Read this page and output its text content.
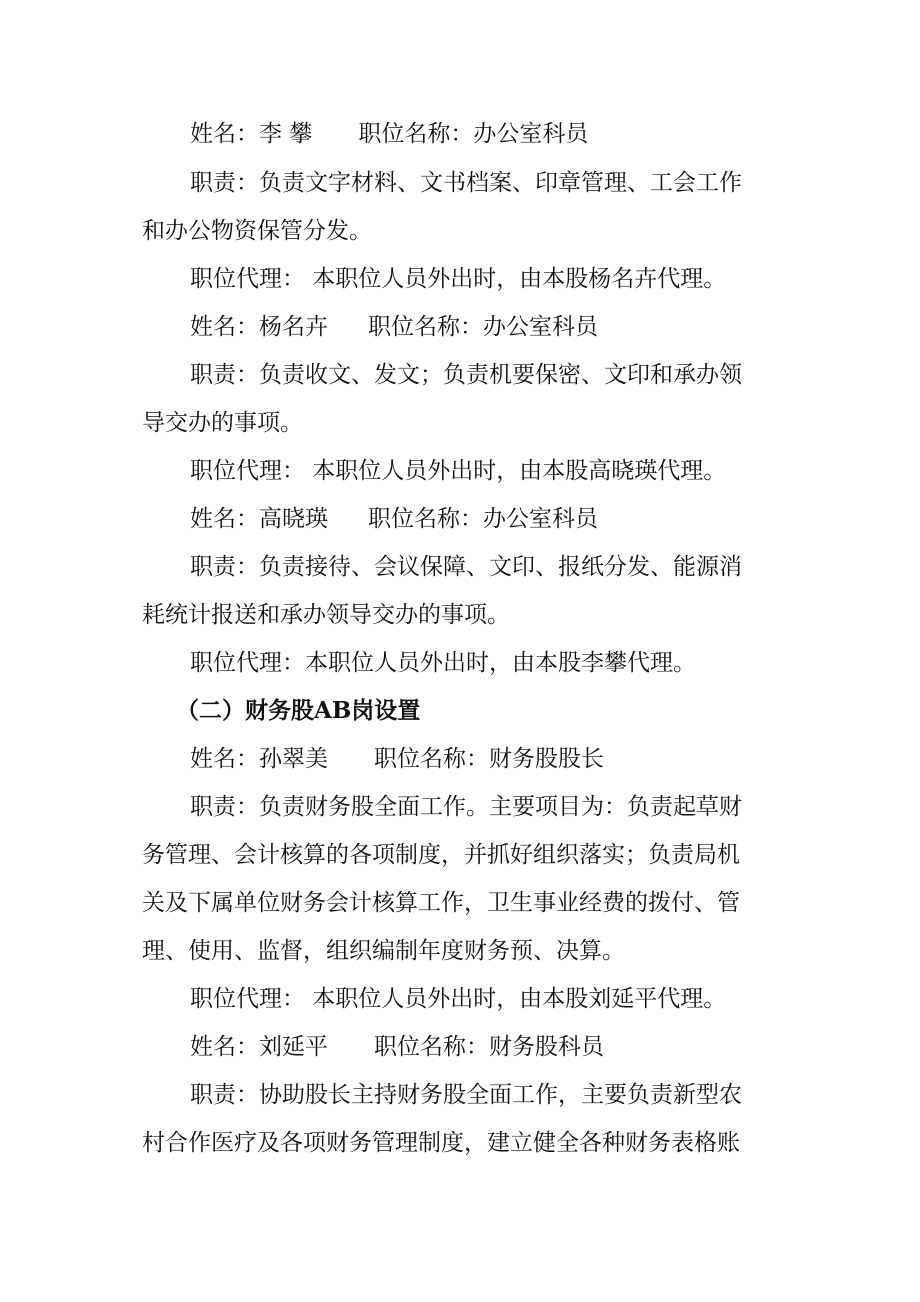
姓名：李 攀 职位名称：办公室科员
职责：负责文字材料、文书档案、印章管理、工会工作
和办公物资保管分发。
职位代理： 本职位人员外出时，由本股杨名卉代理。
姓名：杨名卉 职位名称：办公室科员
职责：负责收文、发文；负责机要保密、文印和承办领
导交办的事项。
职位代理： 本职位人员外出时，由本股高晓瑛代理。
姓名：高晓瑛 职位名称：办公室科员
职责：负责接待、会议保障、文印、报纸分发、能源消
耗统计报送和承办领导交办的事项。
职位代理：本职位人员外出时，由本股李攀代理。
（二）财务股AB岗设置
姓名：孙翠美 职位名称：财务股股长
职责：负责财务股全面工作。主要项目为：负责起草财
务管理、会计核算的各项制度，并抓好组织落实；负责局机
关及下属单位财务会计核算工作，卫生事业经费的拨付、管
理、使用、监督，组织编制年度财务预、决算。
职位代理： 本职位人员外出时，由本股刘延平代理。
姓名：刘延平 职位名称：财务股科员
职责：协助股长主持财务股全面工作，主要负责新型农
村合作医疗及各项财务管理制度，建立健全各种财务表格账
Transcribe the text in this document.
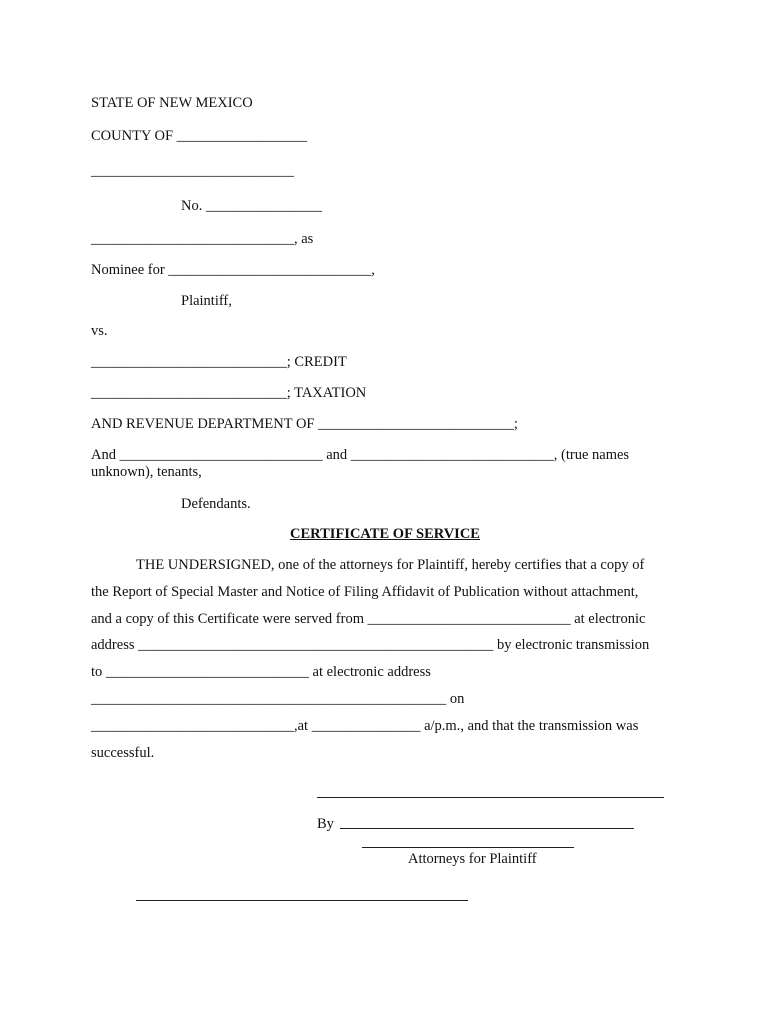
STATE OF NEW MEXICO
COUNTY OF __________________
____________________________
No. ________________
____________________________, as
Nominee for ____________________________,
Plaintiff,
vs.
___________________________; CREDIT
___________________________; TAXATION
AND REVENUE DEPARTMENT OF ___________________________;
And ____________________________ and ____________________________, (true names
unknown), tenants,
Defendants.
CERTIFICATE OF SERVICE
THE UNDERSIGNED, one of the attorneys for Plaintiff, hereby certifies that a copy of
the Report of Special Master and Notice of Filing Affidavit of Publication without attachment,
and a copy of this Certificate were served from ____________________________ at electronic
address _________________________________________________ by electronic transmission
to ____________________________ at electronic address
_________________________________________________ on
____________________________,at _______________ a/p.m., and that the transmission was
successful.
By
Attorneys for Plaintiff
========
# What to work on
Working from the lines above, reproduce the material exactly and exclude its pictures.

# Solution
Read this page and output its text content.
姓名：李 攀 职位名称：办公室科员
职责：负责文字材料、文书档案、印章管理、工会工作
和办公物资保管分发。
职位代理： 本职位人员外出时，由本股杨名卉代理。
姓名：杨名卉 职位名称：办公室科员
职责：负责收文、发文；负责机要保密、文印和承办领
导交办的事项。
职位代理： 本职位人员外出时，由本股高晓瑛代理。
姓名：高晓瑛 职位名称：办公室科员
职责：负责接待、会议保障、文印、报纸分发、能源消
耗统计报送和承办领导交办的事项。
职位代理：本职位人员外出时，由本股李攀代理。
（二）财务股AB岗设置
姓名：孙翠美 职位名称：财务股股长
职责：负责财务股全面工作。主要项目为：负责起草财
务管理、会计核算的各项制度，并抓好组织落实；负责局机
关及下属单位财务会计核算工作，卫生事业经费的拨付、管
理、使用、监督，组织编制年度财务预、决算。
职位代理： 本职位人员外出时，由本股刘延平代理。
姓名：刘延平 职位名称：财务股科员
职责：协助股长主持财务股全面工作，主要负责新型农
村合作医疗及各项财务管理制度，建立健全各种财务表格账
Transcribe the text in this document.
STATE OF NEW MEXICO
COUNTY OF __________________
____________________________
No. ________________
____________________________, as
Nominee for ____________________________,
Plaintiff,
vs.
___________________________; CREDIT
___________________________; TAXATION
AND REVENUE DEPARTMENT OF ___________________________;
And ____________________________ and ____________________________, (true names
unknown), tenants,
Defendants.
CERTIFICATE OF SERVICE
THE UNDERSIGNED, one of the attorneys for Plaintiff, hereby certifies that a copy of
the Report of Special Master and Notice of Filing Affidavit of Publication without attachment,
and a copy of this Certificate were served from ____________________________ at electronic
address _________________________________________________ by electronic transmission
to ____________________________ at electronic address
_________________________________________________ on
____________________________,at _______________ a/p.m., and that the transmission was
successful.
By
Attorneys for Plaintiff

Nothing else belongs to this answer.